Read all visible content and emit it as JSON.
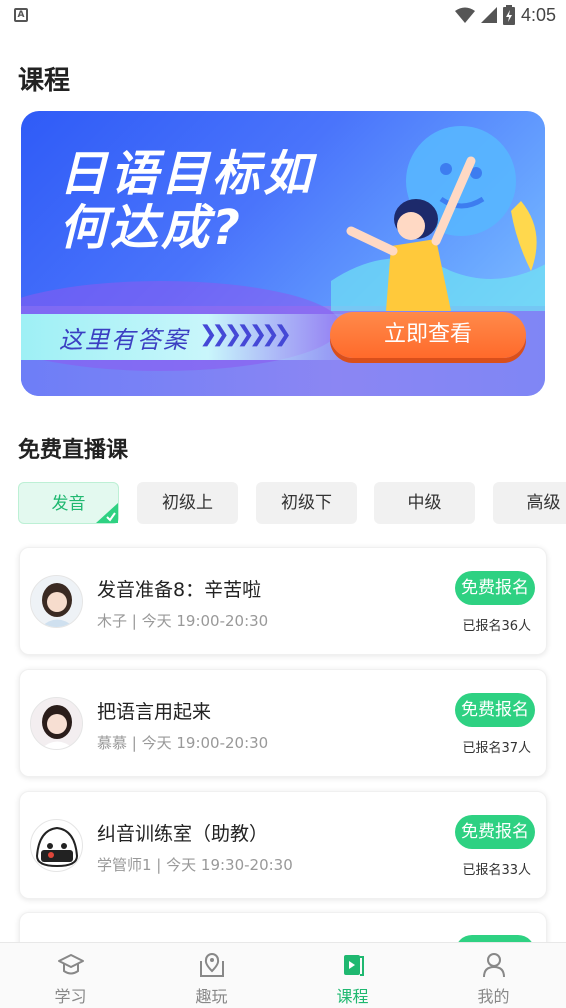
{
  "status_bar": {
    "time": "4:05",
    "app_badge": "A",
    "icons": [
      "wifi-icon",
      "cell-signal-icon",
      "battery-icon"
    ]
  },
  "page": {
    "title": "课程"
  },
  "banner": {
    "headline": "日语目标如何达成?",
    "strip_text": "这里有答案",
    "chevrons": "❯❯❯❯❯❯❯",
    "cta_label": "立即查看",
    "colors": {
      "cta": "#ff6a2b",
      "bg_start": "#2f5bf7",
      "bg_end": "#8ec9ff"
    }
  },
  "live_courses": {
    "section_title": "免费直播课",
    "tabs": [
      {
        "label": "发音",
        "active": true
      },
      {
        "label": "初级上",
        "active": false
      },
      {
        "label": "初级下",
        "active": false
      },
      {
        "label": "中级",
        "active": false
      },
      {
        "label": "高级",
        "active": false
      }
    ],
    "courses": [
      {
        "title": "发音准备8：辛苦啦",
        "teacher": "木子",
        "time": "今天 19:00-20:30",
        "subtitle": "木子 | 今天 19:00-20:30",
        "button": "免费报名",
        "enrolled": "已报名36人",
        "avatar": "teacher-avatar"
      },
      {
        "title": "把语言用起来",
        "teacher": "慕慕",
        "time": "今天 19:00-20:30",
        "subtitle": "慕慕 | 今天 19:00-20:30",
        "button": "免费报名",
        "enrolled": "已报名37人",
        "avatar": "teacher-avatar"
      },
      {
        "title": "纠音训练室（助教）",
        "teacher": "学管师1",
        "time": "今天 19:30-20:30",
        "subtitle": "学管师1 | 今天 19:30-20:30",
        "button": "免费报名",
        "enrolled": "已报名33人",
        "avatar": "rice-ball-avatar"
      }
    ],
    "accent_color": "#2ed182"
  },
  "bottom_nav": {
    "items": [
      {
        "label": "学习",
        "icon": "graduation-cap-icon",
        "active": false
      },
      {
        "label": "趣玩",
        "icon": "map-pin-icon",
        "active": false
      },
      {
        "label": "课程",
        "icon": "video-book-icon",
        "active": true
      },
      {
        "label": "我的",
        "icon": "user-icon",
        "active": false
      }
    ],
    "active_color": "#1fb870"
  }
}
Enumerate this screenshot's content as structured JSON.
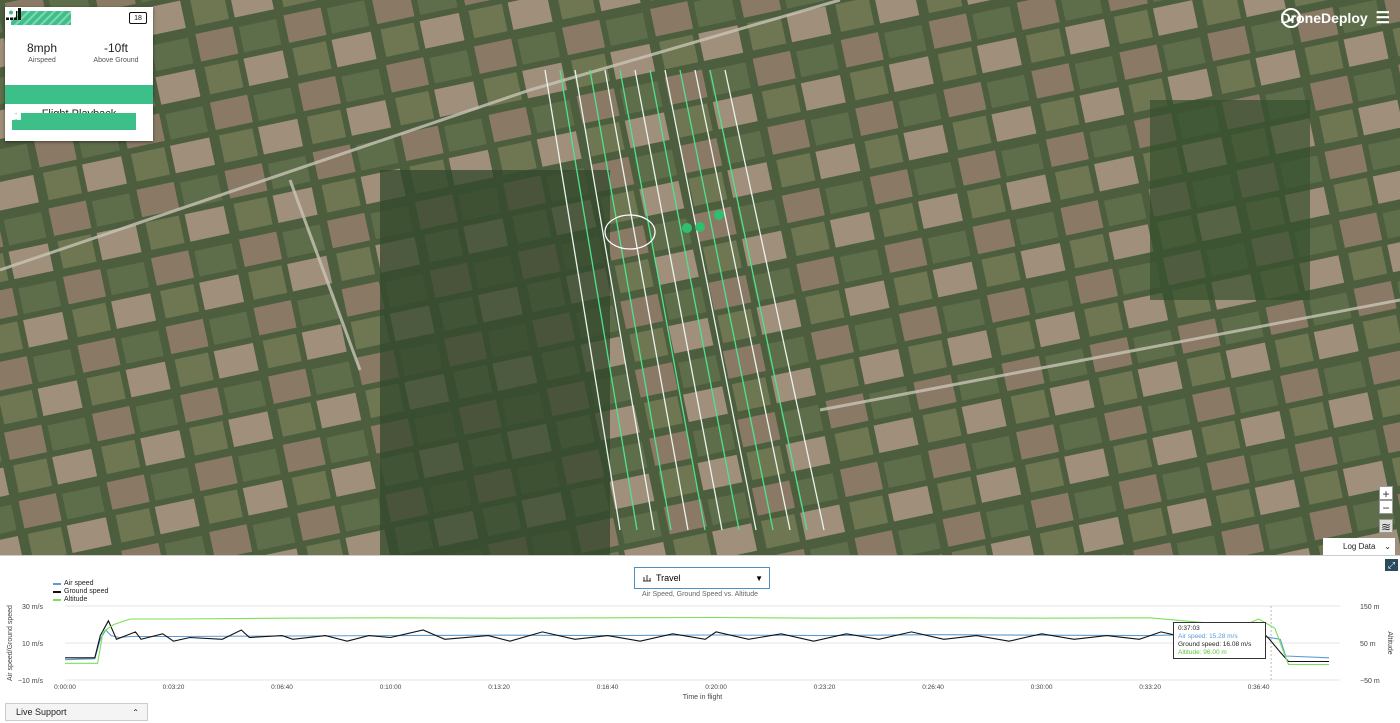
{
  "widget": {
    "battery": "18",
    "airspeed_value": "8mph",
    "airspeed_label": "Airspeed",
    "altitude_value": "-10ft",
    "altitude_label": "Above Ground",
    "tools": [
      "chart-icon",
      "grid-icon",
      "plane-icon",
      "camera-icon"
    ],
    "playback_title": "Flight Playback",
    "playback_buttons": [
      "rewind-start-icon",
      "rewind-icon",
      "pause-icon",
      "play-icon",
      "fast-forward-icon",
      "forward-end-icon"
    ]
  },
  "brand": {
    "name": "DroneDeploy"
  },
  "map_controls": {
    "zoom_in": "+",
    "zoom_out": "−",
    "log_tab": "Log Data"
  },
  "chart_panel": {
    "dropdown_value": "Travel",
    "subtitle": "Air Speed, Ground Speed vs. Altitude",
    "live_support": "Live Support"
  },
  "colors": {
    "accent": "#3dbf8a",
    "air": "#5b9bd5",
    "ground": "#111111",
    "altitude": "#7be05a"
  },
  "chart_data": {
    "type": "line",
    "xlabel": "Time in flight",
    "ylabel": "Air speed/Ground speed",
    "y2label": "Altitude",
    "legend": [
      "Air speed",
      "Ground speed",
      "Altitude"
    ],
    "x_ticks": [
      "0:00:00",
      "0:03:20",
      "0:06:40",
      "0:10:00",
      "0:13:20",
      "0:16:40",
      "0:20:00",
      "0:23:20",
      "0:26:40",
      "0:30:00",
      "0:33:20",
      "0:36:40"
    ],
    "x_tick_seconds": [
      0,
      200,
      400,
      600,
      800,
      1000,
      1200,
      1400,
      1600,
      1800,
      2000,
      2200
    ],
    "y_ticks": [
      "30 m/s",
      "10 m/s",
      "−10 m/s"
    ],
    "y_ticks_values": [
      30,
      10,
      -10
    ],
    "y2_ticks": [
      "150 m",
      "50 m",
      "−50 m"
    ],
    "y2_ticks_values": [
      150,
      50,
      -50
    ],
    "ylim": [
      -10,
      30
    ],
    "y2lim": [
      -50,
      150
    ],
    "xlim": [
      0,
      2350
    ],
    "series": [
      {
        "name": "Air speed",
        "points": [
          [
            0,
            1
          ],
          [
            55,
            1.5
          ],
          [
            65,
            12
          ],
          [
            75,
            17
          ],
          [
            85,
            14
          ],
          [
            100,
            13
          ],
          [
            120,
            13.5
          ],
          [
            200,
            13.5
          ],
          [
            400,
            13.8
          ],
          [
            600,
            14
          ],
          [
            800,
            14.2
          ],
          [
            1000,
            14
          ],
          [
            1200,
            14.3
          ],
          [
            1400,
            14
          ],
          [
            1600,
            14.5
          ],
          [
            1800,
            14.2
          ],
          [
            2000,
            14
          ],
          [
            2170,
            15.28
          ],
          [
            2200,
            14
          ],
          [
            2240,
            12
          ],
          [
            2250,
            3
          ],
          [
            2330,
            2
          ]
        ]
      },
      {
        "name": "Ground speed",
        "points": [
          [
            0,
            2
          ],
          [
            55,
            2
          ],
          [
            65,
            14
          ],
          [
            80,
            22
          ],
          [
            95,
            12
          ],
          [
            130,
            16
          ],
          [
            140,
            12
          ],
          [
            180,
            15
          ],
          [
            200,
            11
          ],
          [
            230,
            13
          ],
          [
            290,
            12
          ],
          [
            325,
            17
          ],
          [
            340,
            13
          ],
          [
            400,
            14
          ],
          [
            420,
            12
          ],
          [
            480,
            14
          ],
          [
            520,
            11
          ],
          [
            560,
            14
          ],
          [
            600,
            13
          ],
          [
            660,
            17
          ],
          [
            700,
            12
          ],
          [
            780,
            14
          ],
          [
            820,
            11
          ],
          [
            880,
            16
          ],
          [
            940,
            12
          ],
          [
            1000,
            14
          ],
          [
            1060,
            11
          ],
          [
            1120,
            15
          ],
          [
            1180,
            12
          ],
          [
            1200,
            16
          ],
          [
            1260,
            12
          ],
          [
            1320,
            15
          ],
          [
            1380,
            11
          ],
          [
            1440,
            15
          ],
          [
            1500,
            12
          ],
          [
            1560,
            16
          ],
          [
            1620,
            12
          ],
          [
            1680,
            14
          ],
          [
            1740,
            11
          ],
          [
            1800,
            15
          ],
          [
            1860,
            12
          ],
          [
            1920,
            14
          ],
          [
            1980,
            12
          ],
          [
            2020,
            16
          ],
          [
            2080,
            12
          ],
          [
            2140,
            14
          ],
          [
            2170,
            16.08
          ],
          [
            2200,
            18
          ],
          [
            2220,
            12
          ],
          [
            2240,
            5
          ],
          [
            2255,
            0
          ],
          [
            2330,
            0
          ]
        ]
      },
      {
        "name": "Altitude",
        "points": [
          [
            0,
            -5
          ],
          [
            60,
            -5
          ],
          [
            70,
            80
          ],
          [
            90,
            100
          ],
          [
            120,
            115
          ],
          [
            200,
            115
          ],
          [
            400,
            117
          ],
          [
            600,
            118
          ],
          [
            800,
            117
          ],
          [
            1000,
            118
          ],
          [
            1200,
            119
          ],
          [
            1400,
            117
          ],
          [
            1600,
            118
          ],
          [
            1800,
            117
          ],
          [
            2000,
            118
          ],
          [
            2170,
            96
          ],
          [
            2200,
            115
          ],
          [
            2230,
            90
          ],
          [
            2245,
            30
          ],
          [
            2255,
            -8
          ],
          [
            2330,
            -8
          ]
        ]
      }
    ],
    "tooltip": {
      "time": "0:37:03",
      "air": "Air speed: 15.28 m/s",
      "ground": "Ground speed: 16.08 m/s",
      "altitude": "Altitude: 96.00 m"
    }
  }
}
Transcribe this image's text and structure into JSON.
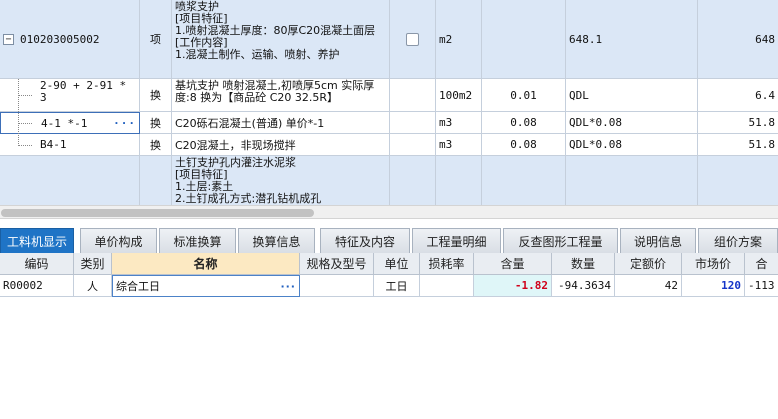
{
  "upper_grid": {
    "rows": [
      {
        "code": "010203005002",
        "type": "项",
        "name_lines": [
          "喷浆支护",
          "[项目特征]",
          "1.喷射混凝土厚度：80厚C20混凝土面层",
          "[工作内容]",
          "1.混凝土制作、运输、喷射、养护"
        ],
        "unit": "m2",
        "quantity_expr": "",
        "quantity": "648.1",
        "price_code": "",
        "right_value": "648"
      },
      {
        "code": "2-90 + 2-91 * 3",
        "type": "换",
        "name_lines": [
          "基坑支护 喷射混凝土,初喷厚5cm  实际厚度:8  换为【商品砼 C20 32.5R】"
        ],
        "unit": "100m2",
        "quantity_expr": "0.01",
        "quantity": "QDL",
        "price_code": "",
        "right_value": "6.4"
      },
      {
        "code": "4-1 *-1",
        "code_dots": "···",
        "type": "换",
        "name_lines": [
          "C20砾石混凝土(普通)  单价*-1"
        ],
        "unit": "m3",
        "quantity_expr": "0.08",
        "quantity": "QDL*0.08",
        "price_code": "",
        "right_value": "51.8"
      },
      {
        "code": "B4-1",
        "type": "换",
        "name_lines": [
          "C20混凝土，非现场搅拌"
        ],
        "unit": "m3",
        "quantity_expr": "0.08",
        "quantity": "QDL*0.08",
        "price_code": "",
        "right_value": "51.8"
      },
      {
        "code": "",
        "type": "",
        "name_lines": [
          "土钉支护孔内灌注水泥浆",
          "[项目特征]",
          "1.土层:素土",
          "2.土钉成孔方式:潜孔钻机成孔"
        ],
        "unit": "",
        "quantity_expr": "",
        "quantity": "",
        "price_code": "",
        "right_value": ""
      }
    ]
  },
  "tabs": [
    {
      "label": "工料机显示",
      "active": true
    },
    {
      "label": "单价构成",
      "active": false
    },
    {
      "label": "标准换算",
      "active": false
    },
    {
      "label": "换算信息",
      "active": false
    },
    {
      "label": "特征及内容",
      "active": false
    },
    {
      "label": "工程量明细",
      "active": false
    },
    {
      "label": "反查图形工程量",
      "active": false
    },
    {
      "label": "说明信息",
      "active": false
    },
    {
      "label": "组价方案",
      "active": false
    }
  ],
  "lower_grid": {
    "headers": [
      "编码",
      "类别",
      "名称",
      "规格及型号",
      "单位",
      "损耗率",
      "含量",
      "数量",
      "定额价",
      "市场价",
      "合"
    ],
    "row": {
      "code": "R00002",
      "category": "人",
      "name": "综合工日",
      "name_dots": "···",
      "spec": "",
      "unit": "工日",
      "loss_rate": "",
      "content": "-1.82",
      "amount": "-94.3634",
      "quota_price": "42",
      "market_price": "120",
      "total": "-113"
    }
  },
  "colors": {
    "row_blue": "#dbe7f6",
    "active_tab": "#1f74c6",
    "negative": "#d0021b",
    "market_price": "#1434c8"
  }
}
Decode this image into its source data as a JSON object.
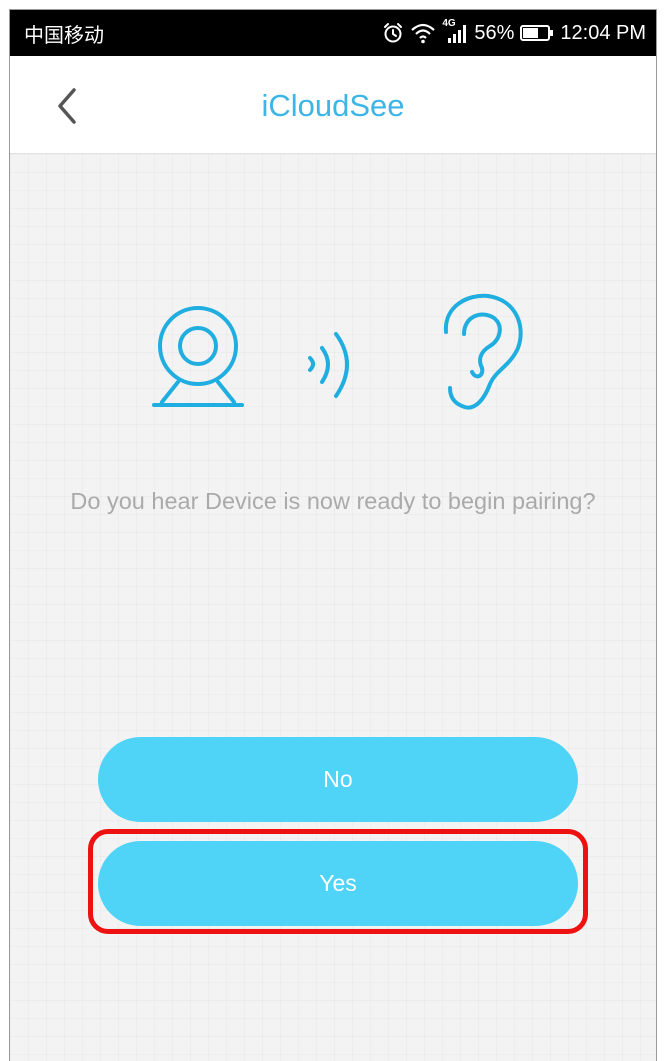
{
  "status_bar": {
    "carrier": "中国移动",
    "network_type": "4G",
    "battery": "56%",
    "time": "12:04 PM"
  },
  "header": {
    "title": "iCloudSee"
  },
  "main": {
    "prompt": "Do you hear Device is now ready to begin pairing?"
  },
  "buttons": {
    "no_label": "No",
    "yes_label": "Yes"
  },
  "colors": {
    "accent": "#3bb6e6",
    "button": "#4fd4f7",
    "highlight": "#ee1111"
  }
}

> [WHAT NEEDS TO BE DONE]
Pictures are left out; print exactly the lines from the one holding "Decode this image" through the last line of the listing above, both included.

> [CORRECT RESPONSE]
Decode this image into its source data as a JSON object.
{
  "status_bar": {
    "carrier": "中国移动",
    "network_type": "4G",
    "battery": "56%",
    "time": "12:04 PM"
  },
  "header": {
    "title": "iCloudSee"
  },
  "main": {
    "prompt": "Do you hear Device is now ready to begin pairing?"
  },
  "buttons": {
    "no_label": "No",
    "yes_label": "Yes"
  },
  "colors": {
    "accent": "#3bb6e6",
    "button": "#4fd4f7",
    "highlight": "#ee1111"
  }
}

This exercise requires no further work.